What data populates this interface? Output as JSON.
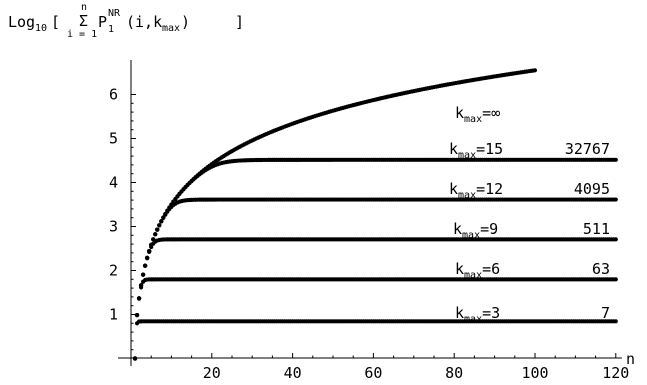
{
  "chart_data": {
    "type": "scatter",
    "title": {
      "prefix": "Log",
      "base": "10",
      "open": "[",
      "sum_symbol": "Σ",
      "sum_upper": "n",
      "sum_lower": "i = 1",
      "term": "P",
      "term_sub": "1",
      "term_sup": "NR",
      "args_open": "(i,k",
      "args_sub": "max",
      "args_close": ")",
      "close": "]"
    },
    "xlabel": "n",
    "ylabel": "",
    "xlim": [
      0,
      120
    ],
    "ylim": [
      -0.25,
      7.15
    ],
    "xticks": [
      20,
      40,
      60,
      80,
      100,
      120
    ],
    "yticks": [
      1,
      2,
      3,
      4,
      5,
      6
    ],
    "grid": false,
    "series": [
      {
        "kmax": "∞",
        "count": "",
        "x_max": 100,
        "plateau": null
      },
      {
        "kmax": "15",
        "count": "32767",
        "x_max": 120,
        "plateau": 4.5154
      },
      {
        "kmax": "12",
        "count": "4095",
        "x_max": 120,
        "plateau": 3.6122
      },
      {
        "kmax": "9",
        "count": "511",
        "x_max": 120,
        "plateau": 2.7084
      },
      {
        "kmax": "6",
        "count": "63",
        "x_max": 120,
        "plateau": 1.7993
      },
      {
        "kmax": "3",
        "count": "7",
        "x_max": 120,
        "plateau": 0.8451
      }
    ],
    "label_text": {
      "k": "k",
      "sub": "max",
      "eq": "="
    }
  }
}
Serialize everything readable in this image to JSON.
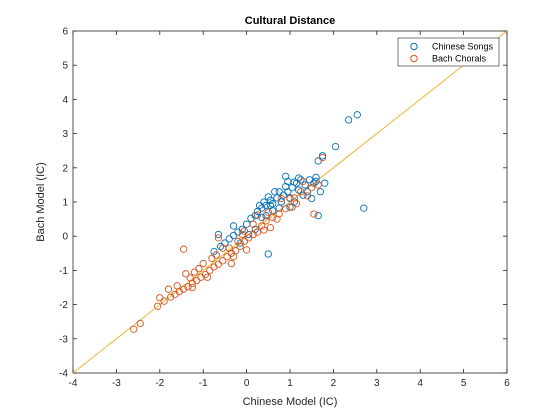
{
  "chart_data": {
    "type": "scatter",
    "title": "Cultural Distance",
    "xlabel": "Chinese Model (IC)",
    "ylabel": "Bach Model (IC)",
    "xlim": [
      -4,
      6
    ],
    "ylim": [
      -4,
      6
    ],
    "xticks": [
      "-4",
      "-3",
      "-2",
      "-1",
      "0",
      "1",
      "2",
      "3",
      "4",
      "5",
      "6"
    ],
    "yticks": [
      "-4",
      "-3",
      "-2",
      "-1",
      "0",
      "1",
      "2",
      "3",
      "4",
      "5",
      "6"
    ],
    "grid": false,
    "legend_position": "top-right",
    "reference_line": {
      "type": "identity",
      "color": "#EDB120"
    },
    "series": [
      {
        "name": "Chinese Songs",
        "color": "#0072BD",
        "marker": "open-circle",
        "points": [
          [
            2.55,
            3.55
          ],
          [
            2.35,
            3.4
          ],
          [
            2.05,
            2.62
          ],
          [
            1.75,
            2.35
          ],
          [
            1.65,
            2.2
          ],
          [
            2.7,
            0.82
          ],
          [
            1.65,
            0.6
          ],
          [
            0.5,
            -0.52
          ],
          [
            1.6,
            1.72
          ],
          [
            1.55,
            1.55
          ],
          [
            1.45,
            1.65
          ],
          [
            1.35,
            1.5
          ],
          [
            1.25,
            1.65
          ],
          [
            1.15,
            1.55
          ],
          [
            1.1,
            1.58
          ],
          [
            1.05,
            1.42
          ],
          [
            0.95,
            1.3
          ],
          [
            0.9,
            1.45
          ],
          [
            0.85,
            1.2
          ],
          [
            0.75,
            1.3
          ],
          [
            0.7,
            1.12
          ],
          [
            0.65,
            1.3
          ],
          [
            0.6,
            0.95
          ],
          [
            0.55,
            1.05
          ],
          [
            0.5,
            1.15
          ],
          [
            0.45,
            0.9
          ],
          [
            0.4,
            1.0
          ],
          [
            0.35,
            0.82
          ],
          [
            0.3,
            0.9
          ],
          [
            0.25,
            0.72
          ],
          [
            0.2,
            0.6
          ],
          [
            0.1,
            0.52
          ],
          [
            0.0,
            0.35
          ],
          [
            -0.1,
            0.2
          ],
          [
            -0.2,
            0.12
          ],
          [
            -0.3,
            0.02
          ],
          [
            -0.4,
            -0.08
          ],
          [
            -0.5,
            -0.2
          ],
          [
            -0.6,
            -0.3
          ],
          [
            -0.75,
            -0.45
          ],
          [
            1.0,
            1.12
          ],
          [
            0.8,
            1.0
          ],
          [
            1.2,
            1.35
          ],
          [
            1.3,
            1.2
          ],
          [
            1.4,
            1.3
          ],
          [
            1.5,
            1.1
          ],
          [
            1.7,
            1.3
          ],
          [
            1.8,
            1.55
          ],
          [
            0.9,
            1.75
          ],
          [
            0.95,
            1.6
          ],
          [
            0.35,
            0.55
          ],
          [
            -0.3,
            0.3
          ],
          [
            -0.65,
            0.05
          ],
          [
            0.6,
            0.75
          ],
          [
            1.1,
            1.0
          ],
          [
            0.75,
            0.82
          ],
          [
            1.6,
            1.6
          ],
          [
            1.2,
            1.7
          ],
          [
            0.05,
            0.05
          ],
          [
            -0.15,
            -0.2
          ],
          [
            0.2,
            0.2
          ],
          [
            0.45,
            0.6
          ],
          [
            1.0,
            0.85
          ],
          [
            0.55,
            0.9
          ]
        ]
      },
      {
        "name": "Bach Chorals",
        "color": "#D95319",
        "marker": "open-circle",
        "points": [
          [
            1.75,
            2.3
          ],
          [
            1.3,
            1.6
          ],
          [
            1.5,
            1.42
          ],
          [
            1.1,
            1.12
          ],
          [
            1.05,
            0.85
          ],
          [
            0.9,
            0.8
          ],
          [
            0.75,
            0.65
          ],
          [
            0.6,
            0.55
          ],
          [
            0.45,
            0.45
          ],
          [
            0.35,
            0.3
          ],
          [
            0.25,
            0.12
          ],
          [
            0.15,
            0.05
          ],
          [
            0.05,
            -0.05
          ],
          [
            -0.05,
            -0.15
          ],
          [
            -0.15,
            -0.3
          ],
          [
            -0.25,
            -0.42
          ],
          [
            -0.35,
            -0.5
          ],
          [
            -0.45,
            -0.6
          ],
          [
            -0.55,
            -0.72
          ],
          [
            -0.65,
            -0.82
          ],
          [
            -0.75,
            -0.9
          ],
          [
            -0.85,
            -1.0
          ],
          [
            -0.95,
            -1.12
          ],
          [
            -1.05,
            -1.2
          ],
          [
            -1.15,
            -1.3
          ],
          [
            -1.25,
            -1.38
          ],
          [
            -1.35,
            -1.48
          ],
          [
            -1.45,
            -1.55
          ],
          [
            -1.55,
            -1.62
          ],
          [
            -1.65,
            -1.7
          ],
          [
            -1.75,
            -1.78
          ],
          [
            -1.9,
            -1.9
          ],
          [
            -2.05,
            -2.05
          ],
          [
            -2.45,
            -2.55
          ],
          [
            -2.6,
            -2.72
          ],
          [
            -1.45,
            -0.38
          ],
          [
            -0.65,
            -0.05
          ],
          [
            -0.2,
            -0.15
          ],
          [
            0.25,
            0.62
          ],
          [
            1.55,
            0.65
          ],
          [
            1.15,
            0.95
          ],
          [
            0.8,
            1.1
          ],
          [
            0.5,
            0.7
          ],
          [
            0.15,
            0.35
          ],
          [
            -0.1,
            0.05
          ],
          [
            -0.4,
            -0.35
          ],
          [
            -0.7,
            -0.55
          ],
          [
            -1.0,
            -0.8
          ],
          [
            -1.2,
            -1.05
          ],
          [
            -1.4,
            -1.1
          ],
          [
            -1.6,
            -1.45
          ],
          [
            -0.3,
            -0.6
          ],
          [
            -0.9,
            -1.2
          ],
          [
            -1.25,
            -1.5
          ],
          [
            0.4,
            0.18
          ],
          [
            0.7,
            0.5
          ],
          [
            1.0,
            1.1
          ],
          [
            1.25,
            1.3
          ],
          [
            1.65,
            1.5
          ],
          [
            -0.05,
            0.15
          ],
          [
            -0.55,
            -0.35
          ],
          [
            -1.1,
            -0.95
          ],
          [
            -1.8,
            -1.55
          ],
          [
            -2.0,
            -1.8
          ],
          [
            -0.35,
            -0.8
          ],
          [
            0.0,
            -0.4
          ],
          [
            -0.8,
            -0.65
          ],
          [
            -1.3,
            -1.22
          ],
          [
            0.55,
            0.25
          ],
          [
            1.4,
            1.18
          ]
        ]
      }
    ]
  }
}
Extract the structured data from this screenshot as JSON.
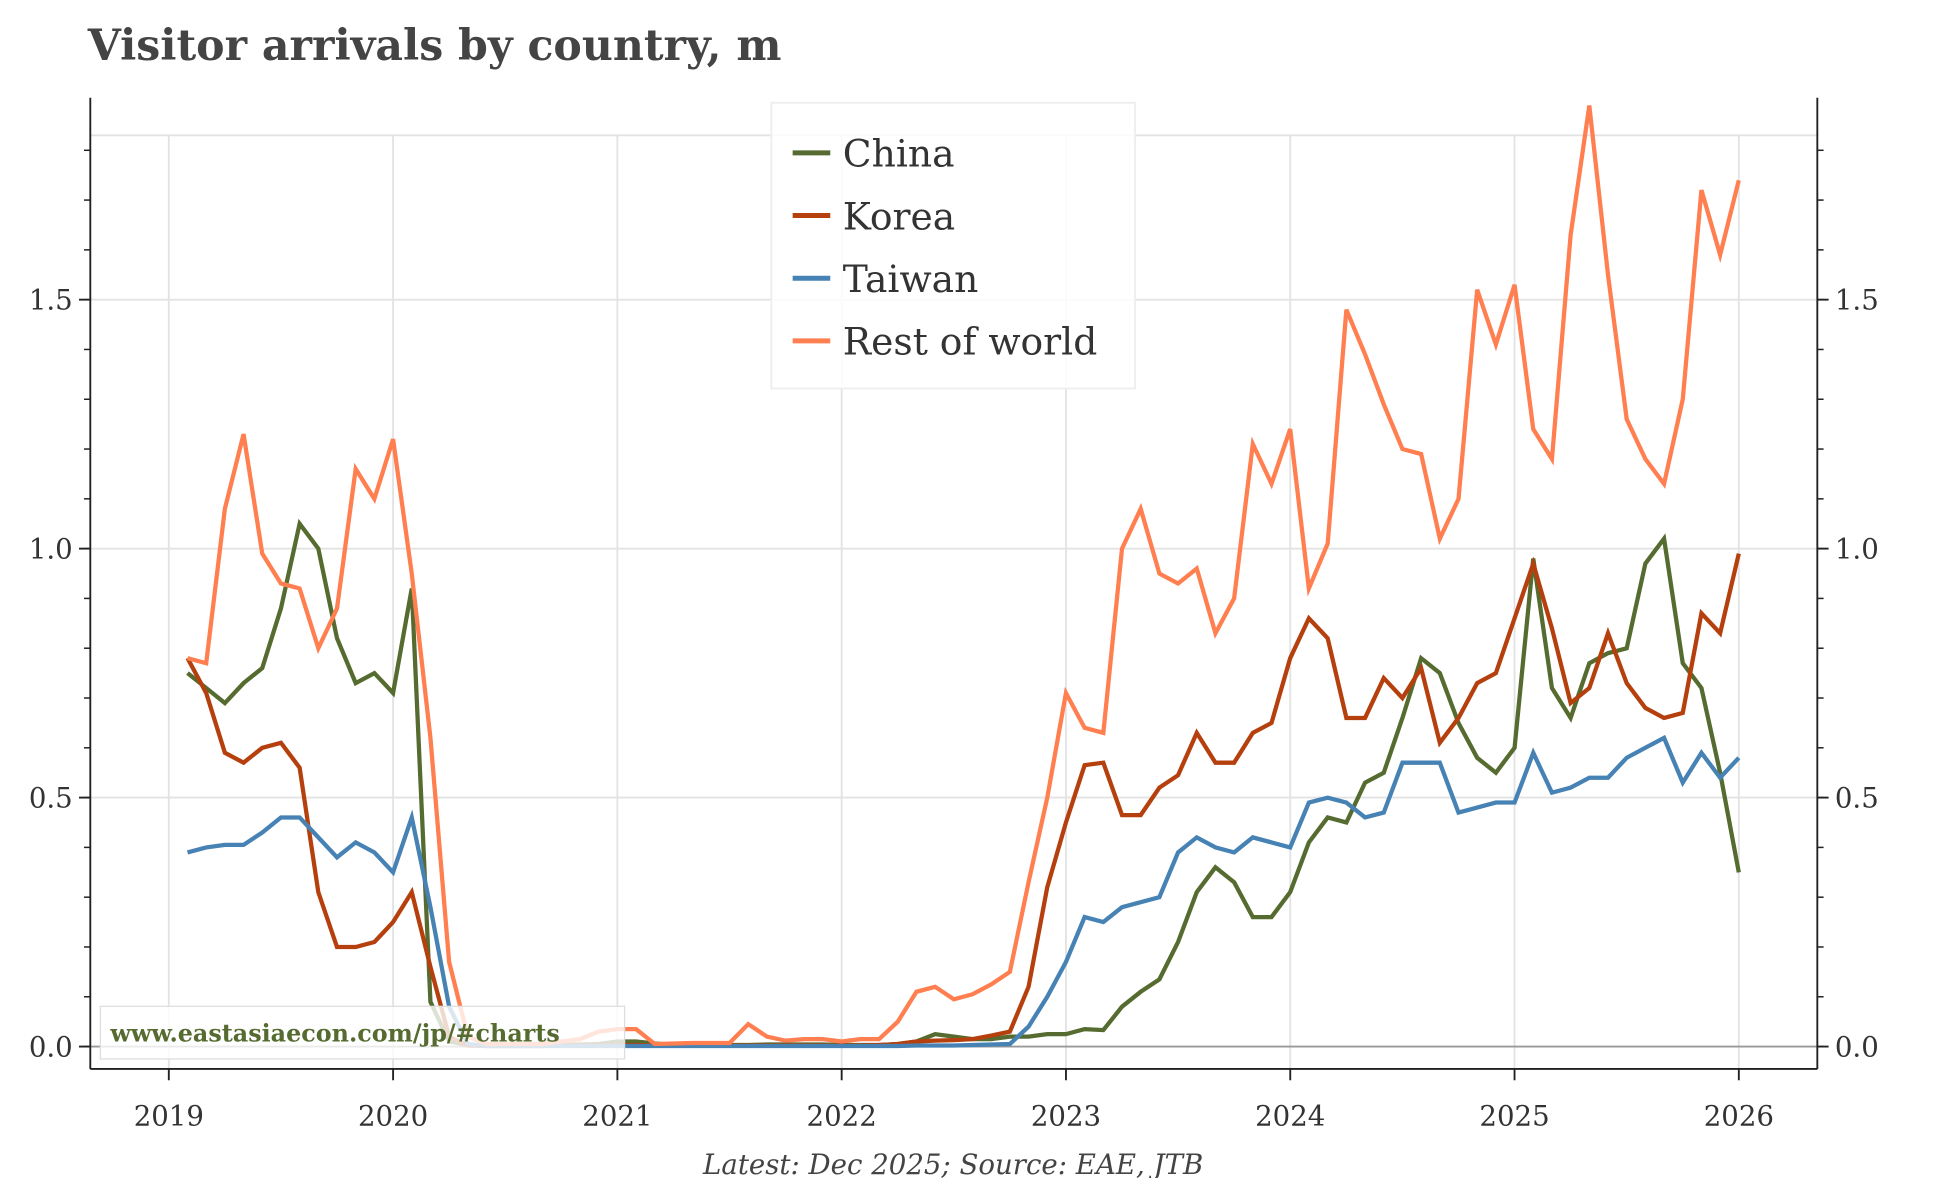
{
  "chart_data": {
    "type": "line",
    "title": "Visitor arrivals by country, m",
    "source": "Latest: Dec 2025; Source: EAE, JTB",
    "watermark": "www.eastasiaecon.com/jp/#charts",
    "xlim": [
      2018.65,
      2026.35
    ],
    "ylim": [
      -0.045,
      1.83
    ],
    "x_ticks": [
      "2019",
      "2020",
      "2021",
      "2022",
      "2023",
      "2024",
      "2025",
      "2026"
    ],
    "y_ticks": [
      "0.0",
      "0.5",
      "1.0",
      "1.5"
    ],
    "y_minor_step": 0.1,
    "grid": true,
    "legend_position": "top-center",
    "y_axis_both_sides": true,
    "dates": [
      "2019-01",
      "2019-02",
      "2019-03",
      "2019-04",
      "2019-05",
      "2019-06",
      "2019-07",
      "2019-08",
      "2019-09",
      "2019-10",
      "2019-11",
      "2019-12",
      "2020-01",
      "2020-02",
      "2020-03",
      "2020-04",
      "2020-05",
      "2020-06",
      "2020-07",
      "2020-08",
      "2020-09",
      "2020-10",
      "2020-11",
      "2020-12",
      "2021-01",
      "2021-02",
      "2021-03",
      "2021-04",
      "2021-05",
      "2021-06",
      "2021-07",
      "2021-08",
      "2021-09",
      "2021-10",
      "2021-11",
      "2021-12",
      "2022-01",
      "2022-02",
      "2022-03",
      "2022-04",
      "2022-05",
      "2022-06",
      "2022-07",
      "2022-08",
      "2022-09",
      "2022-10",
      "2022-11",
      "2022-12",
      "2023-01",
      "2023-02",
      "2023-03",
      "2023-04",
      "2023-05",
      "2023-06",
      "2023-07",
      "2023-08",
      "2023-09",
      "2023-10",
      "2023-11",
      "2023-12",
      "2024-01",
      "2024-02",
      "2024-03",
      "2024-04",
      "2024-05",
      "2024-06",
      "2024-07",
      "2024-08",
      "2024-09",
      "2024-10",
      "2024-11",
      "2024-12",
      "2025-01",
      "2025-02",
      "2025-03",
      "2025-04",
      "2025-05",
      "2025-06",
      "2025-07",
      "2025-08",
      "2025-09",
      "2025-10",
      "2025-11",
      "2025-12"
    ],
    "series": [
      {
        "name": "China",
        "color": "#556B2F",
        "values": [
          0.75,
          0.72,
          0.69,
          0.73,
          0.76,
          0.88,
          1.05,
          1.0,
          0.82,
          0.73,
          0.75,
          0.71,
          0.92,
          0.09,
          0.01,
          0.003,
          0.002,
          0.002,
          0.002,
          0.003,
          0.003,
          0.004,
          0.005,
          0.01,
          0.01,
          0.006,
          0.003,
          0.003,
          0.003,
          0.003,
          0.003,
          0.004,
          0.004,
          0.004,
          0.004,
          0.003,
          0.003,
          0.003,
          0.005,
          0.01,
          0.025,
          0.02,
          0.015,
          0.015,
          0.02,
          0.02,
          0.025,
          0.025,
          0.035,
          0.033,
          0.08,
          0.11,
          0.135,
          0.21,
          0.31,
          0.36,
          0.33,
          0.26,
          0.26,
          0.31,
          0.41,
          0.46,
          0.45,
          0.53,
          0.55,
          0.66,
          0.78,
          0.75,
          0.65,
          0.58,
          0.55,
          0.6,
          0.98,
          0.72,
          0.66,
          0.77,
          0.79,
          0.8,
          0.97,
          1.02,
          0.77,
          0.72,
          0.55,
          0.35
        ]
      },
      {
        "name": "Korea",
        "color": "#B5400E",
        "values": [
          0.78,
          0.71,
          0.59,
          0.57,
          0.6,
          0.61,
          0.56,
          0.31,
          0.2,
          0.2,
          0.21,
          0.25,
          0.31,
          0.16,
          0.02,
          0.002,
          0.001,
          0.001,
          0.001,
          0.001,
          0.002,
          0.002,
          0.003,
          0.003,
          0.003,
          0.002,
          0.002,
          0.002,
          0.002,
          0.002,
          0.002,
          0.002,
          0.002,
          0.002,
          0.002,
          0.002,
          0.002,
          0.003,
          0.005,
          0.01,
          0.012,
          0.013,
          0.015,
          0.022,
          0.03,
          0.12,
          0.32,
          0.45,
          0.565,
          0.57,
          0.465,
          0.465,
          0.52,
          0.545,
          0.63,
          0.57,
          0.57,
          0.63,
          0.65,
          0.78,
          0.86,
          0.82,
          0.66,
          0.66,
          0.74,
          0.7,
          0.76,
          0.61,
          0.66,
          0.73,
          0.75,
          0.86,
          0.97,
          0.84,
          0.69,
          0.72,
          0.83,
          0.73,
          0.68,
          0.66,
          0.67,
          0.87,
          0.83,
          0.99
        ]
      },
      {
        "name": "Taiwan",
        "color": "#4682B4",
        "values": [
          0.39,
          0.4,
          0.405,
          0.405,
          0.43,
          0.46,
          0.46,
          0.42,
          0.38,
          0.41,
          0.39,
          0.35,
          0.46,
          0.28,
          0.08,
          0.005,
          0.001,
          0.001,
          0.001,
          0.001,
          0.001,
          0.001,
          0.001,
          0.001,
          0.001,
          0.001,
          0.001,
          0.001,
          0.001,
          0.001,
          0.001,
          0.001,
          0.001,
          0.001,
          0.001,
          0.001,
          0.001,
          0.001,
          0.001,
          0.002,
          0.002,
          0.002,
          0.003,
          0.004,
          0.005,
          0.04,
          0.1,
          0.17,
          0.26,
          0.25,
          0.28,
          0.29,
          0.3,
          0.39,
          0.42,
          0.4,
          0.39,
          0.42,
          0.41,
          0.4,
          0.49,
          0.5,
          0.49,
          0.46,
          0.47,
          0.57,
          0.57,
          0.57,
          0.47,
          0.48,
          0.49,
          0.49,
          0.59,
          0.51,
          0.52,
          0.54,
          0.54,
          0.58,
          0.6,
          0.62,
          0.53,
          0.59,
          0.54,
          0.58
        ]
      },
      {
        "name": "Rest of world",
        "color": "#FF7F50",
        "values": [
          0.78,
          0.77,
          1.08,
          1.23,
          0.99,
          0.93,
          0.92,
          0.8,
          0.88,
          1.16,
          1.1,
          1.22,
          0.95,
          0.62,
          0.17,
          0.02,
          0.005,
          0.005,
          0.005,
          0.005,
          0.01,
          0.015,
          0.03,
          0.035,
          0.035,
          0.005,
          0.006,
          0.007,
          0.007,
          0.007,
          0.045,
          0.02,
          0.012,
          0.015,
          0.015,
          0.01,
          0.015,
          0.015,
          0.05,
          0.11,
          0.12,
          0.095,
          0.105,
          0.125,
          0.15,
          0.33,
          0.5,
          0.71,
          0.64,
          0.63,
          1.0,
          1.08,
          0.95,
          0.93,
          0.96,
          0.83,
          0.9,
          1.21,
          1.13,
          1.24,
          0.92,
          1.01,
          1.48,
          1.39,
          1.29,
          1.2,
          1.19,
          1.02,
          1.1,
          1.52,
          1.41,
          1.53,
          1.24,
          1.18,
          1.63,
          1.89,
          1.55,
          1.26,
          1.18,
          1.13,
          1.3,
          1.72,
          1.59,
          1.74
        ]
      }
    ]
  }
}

:::

→ **OBJECTIVE**
Which lines include "color"? Copy each of them out.

→ **ANSWER TO THIS PROBLEM**
      "color": "#EDB120"
        "color": "#0072BD",
        "color": "#D95319",
        "color": "#556B2F",
        "color": "#B5400E",
        "color": "#4682B4",
        "color": "#FF7F50",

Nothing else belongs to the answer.